Collected data:
· · · · · · ·
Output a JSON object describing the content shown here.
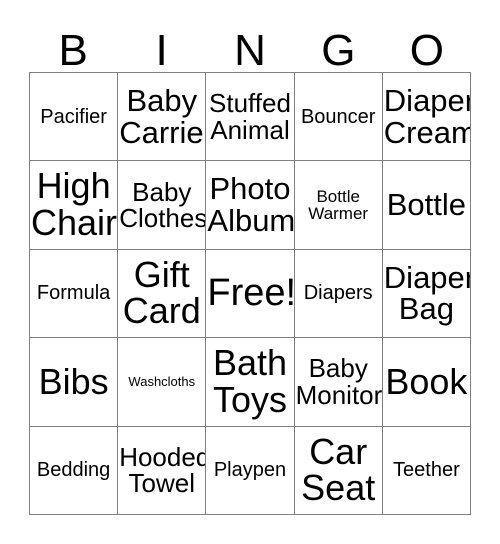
{
  "card": {
    "title_letters": [
      "B",
      "I",
      "N",
      "G",
      "O"
    ],
    "columns": 5,
    "rows": 5,
    "border_color": "#808080",
    "background_color": "#ffffff",
    "text_color": "#000000",
    "free_space_label": "Free!",
    "cells": [
      [
        {
          "label": "Pacifier",
          "size": "md"
        },
        {
          "label": "Baby\nCarrier",
          "size": "xl"
        },
        {
          "label": "Stuffed\nAnimal",
          "size": "lg"
        },
        {
          "label": "Bouncer",
          "size": "md"
        },
        {
          "label": "Diaper\nCream",
          "size": "xl"
        }
      ],
      [
        {
          "label": "High\nChair",
          "size": "xxl"
        },
        {
          "label": "Baby\nClothes",
          "size": "lg"
        },
        {
          "label": "Photo\nAlbum",
          "size": "xl"
        },
        {
          "label": "Bottle\nWarmer",
          "size": "sm"
        },
        {
          "label": "Bottle",
          "size": "xl"
        }
      ],
      [
        {
          "label": "Formula",
          "size": "md"
        },
        {
          "label": "Gift\nCard",
          "size": "xxl"
        },
        {
          "label": "Free!",
          "size": "free"
        },
        {
          "label": "Diapers",
          "size": "md"
        },
        {
          "label": "Diaper\nBag",
          "size": "xl"
        }
      ],
      [
        {
          "label": "Bibs",
          "size": "xxl"
        },
        {
          "label": "Washcloths",
          "size": "xs"
        },
        {
          "label": "Bath\nToys",
          "size": "xxl"
        },
        {
          "label": "Baby\nMonitor",
          "size": "lg"
        },
        {
          "label": "Book",
          "size": "xxl"
        }
      ],
      [
        {
          "label": "Bedding",
          "size": "md"
        },
        {
          "label": "Hooded\nTowel",
          "size": "lg"
        },
        {
          "label": "Playpen",
          "size": "md"
        },
        {
          "label": "Car\nSeat",
          "size": "xxl"
        },
        {
          "label": "Teether",
          "size": "md"
        }
      ]
    ]
  }
}
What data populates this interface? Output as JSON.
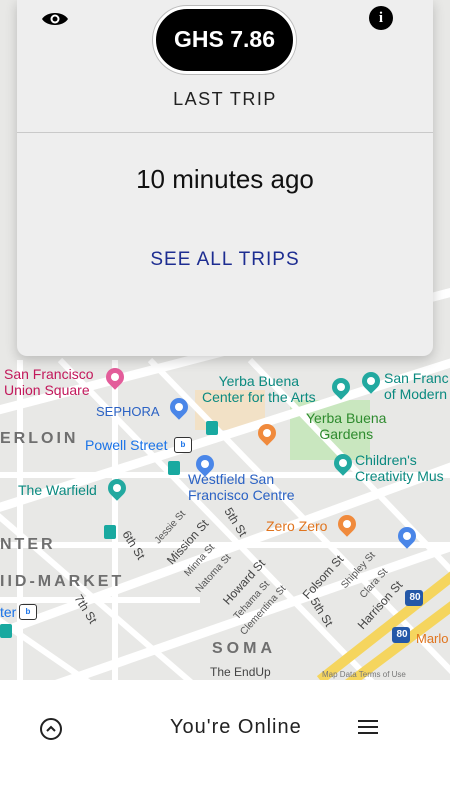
{
  "card": {
    "fare": "GHS 7.86",
    "last_trip_label": "LAST TRIP",
    "time_ago": "10 minutes ago",
    "see_all_trips": "SEE ALL TRIPS"
  },
  "icons": {
    "eye": "eye-icon",
    "info": "info-icon",
    "expand": "chevron-up-circle-icon",
    "menu": "hamburger-menu-icon"
  },
  "info_glyph": "i",
  "bottom_bar": {
    "status": "You're Online"
  },
  "map": {
    "places": {
      "sf_union_square": "San Francisco\nUnion Square",
      "sephora": "SEPHORA",
      "tenderloin": "ERLOIN",
      "powell_street": "Powell Street",
      "warfield": "The Warfield",
      "yerba_buena_center": "Yerba Buena\nCenter for the Arts",
      "yerba_buena_gardens": "Yerba Buena\nGardens",
      "sfmoma": "San Franc\nof Modern",
      "childrens_museum": "Children's\nCreativity Mus",
      "westfield": "Westfield San\nFrancisco Centre",
      "zero_zero": "Zero Zero",
      "center": "NTER",
      "mid_market": "IID-MARKET",
      "soma": "SOMA",
      "the_endup": "The EndUp",
      "marlo": "Marlo",
      "ter": "ter"
    },
    "streets": [
      "Jessie St",
      "Mission St",
      "5th St",
      "6th St",
      "Minna St",
      "Natoma St",
      "Howard St",
      "Tehama St",
      "Clementina St",
      "Folsom St",
      "5th St",
      "Shipley St",
      "Clara St",
      "Harrison St",
      "7th St"
    ],
    "highway": "80",
    "footer": "Map Data   Terms of Use"
  }
}
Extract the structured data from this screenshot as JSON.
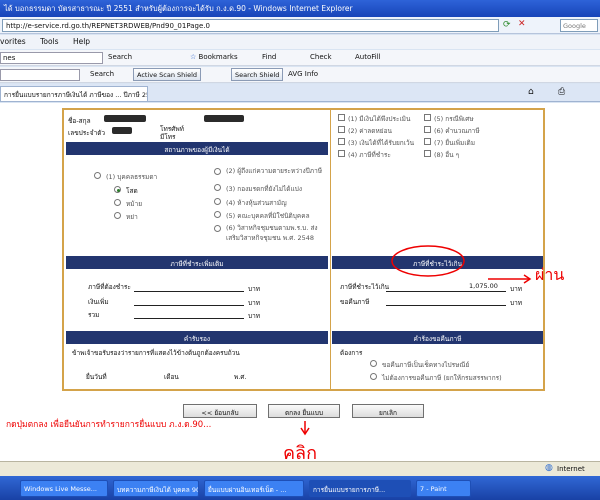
· · · · · · ·
PROBLEM STATEMENT:
Take the data above and repeat it exactly, leaving each picture out.

REPLY TO THE EXERCISE:
Output a JSON object describing the content shown here.
{
  "card": {
    "title_letters": [
      "B",
      "I",
      "N",
      "G",
      "O"
    ],
    "columns": 5,
    "rows": 5,
    "border_color": "#808080",
    "background_color": "#ffffff",
    "text_color": "#000000",
    "free_space_label": "Free!",
    "cells": [
      [
        {
          "label": "Pacifier",
          "size": "md"
        },
        {
          "label": "Baby\nCarrier",
          "size": "xl"
        },
        {
          "label": "Stuffed\nAnimal",
          "size": "lg"
        },
        {
          "label": "Bouncer",
          "size": "md"
        },
        {
          "label": "Diaper\nCream",
          "size": "xl"
        }
      ],
      [
        {
          "label": "High\nChair",
          "size": "xxl"
        },
        {
          "label": "Baby\nClothes",
          "size": "lg"
        },
        {
          "label": "Photo\nAlbum",
          "size": "xl"
        },
        {
          "label": "Bottle\nWarmer",
          "size": "sm"
        },
        {
          "label": "Bottle",
          "size": "xl"
        }
      ],
      [
        {
          "label": "Formula",
          "size": "md"
        },
        {
          "label": "Gift\nCard",
          "size": "xxl"
        },
        {
          "label": "Free!",
          "size": "free"
        },
        {
          "label": "Diapers",
          "size": "md"
        },
        {
          "label": "Diaper\nBag",
          "size": "xl"
        }
      ],
      [
        {
          "label": "Bibs",
          "size": "xxl"
        },
        {
          "label": "Washcloths",
          "size": "xs"
        },
        {
          "label": "Bath\nToys",
          "size": "xxl"
        },
        {
          "label": "Baby\nMonitor",
          "size": "lg"
        },
        {
          "label": "Book",
          "size": "xxl"
        }
      ],
      [
        {
          "label": "Bedding",
          "size": "md"
        },
        {
          "label": "Hooded\nTowel",
          "size": "lg"
        },
        {
          "label": "Playpen",
          "size": "md"
        },
        {
          "label": "Car\nSeat",
          "size": "xxl"
        },
        {
          "label": "Teether",
          "size": "md"
        }
      ]
    ]
  }
}
What data populates this interface? Output as JSON.
{
  "card": {
    "fare": "GHS 7.86",
    "last_trip_label": "LAST TRIP",
    "time_ago": "10 minutes ago",
    "see_all_trips": "SEE ALL TRIPS"
  },
  "icons": {
    "eye": "eye-icon",
    "info": "info-icon",
    "expand": "chevron-up-circle-icon",
    "menu": "hamburger-menu-icon"
  },
  "info_glyph": "i",
  "bottom_bar": {
    "status": "You're Online"
  },
  "map": {
    "places": {
      "sf_union_square": "San Francisco\nUnion Square",
      "sephora": "SEPHORA",
      "tenderloin": "ERLOIN",
      "powell_street": "Powell Street",
      "warfield": "The Warfield",
      "yerba_buena_center": "Yerba Buena\nCenter for the Arts",
      "yerba_buena_gardens": "Yerba Buena\nGardens",
      "sfmoma": "San Franc\nof Modern",
      "childrens_museum": "Children's\nCreativity Mus",
      "westfield": "Westfield San\nFrancisco Centre",
      "zero_zero": "Zero Zero",
      "center": "NTER",
      "mid_market": "IID-MARKET",
      "soma": "SOMA",
      "the_endup": "The EndUp",
      "marlo": "Marlo",
      "ter": "ter"
    },
    "streets": [
      "Jessie St",
      "Mission St",
      "5th St",
      "6th St",
      "Minna St",
      "Natoma St",
      "Howard St",
      "Tehama St",
      "Clementina St",
      "Folsom St",
      "5th St",
      "Shipley St",
      "Clara St",
      "Harrison St",
      "7th St"
    ],
    "highway": "80",
    "footer": "Map Data   Terms of Use"
  }
}
Extract the structured data from this screenshot as JSON.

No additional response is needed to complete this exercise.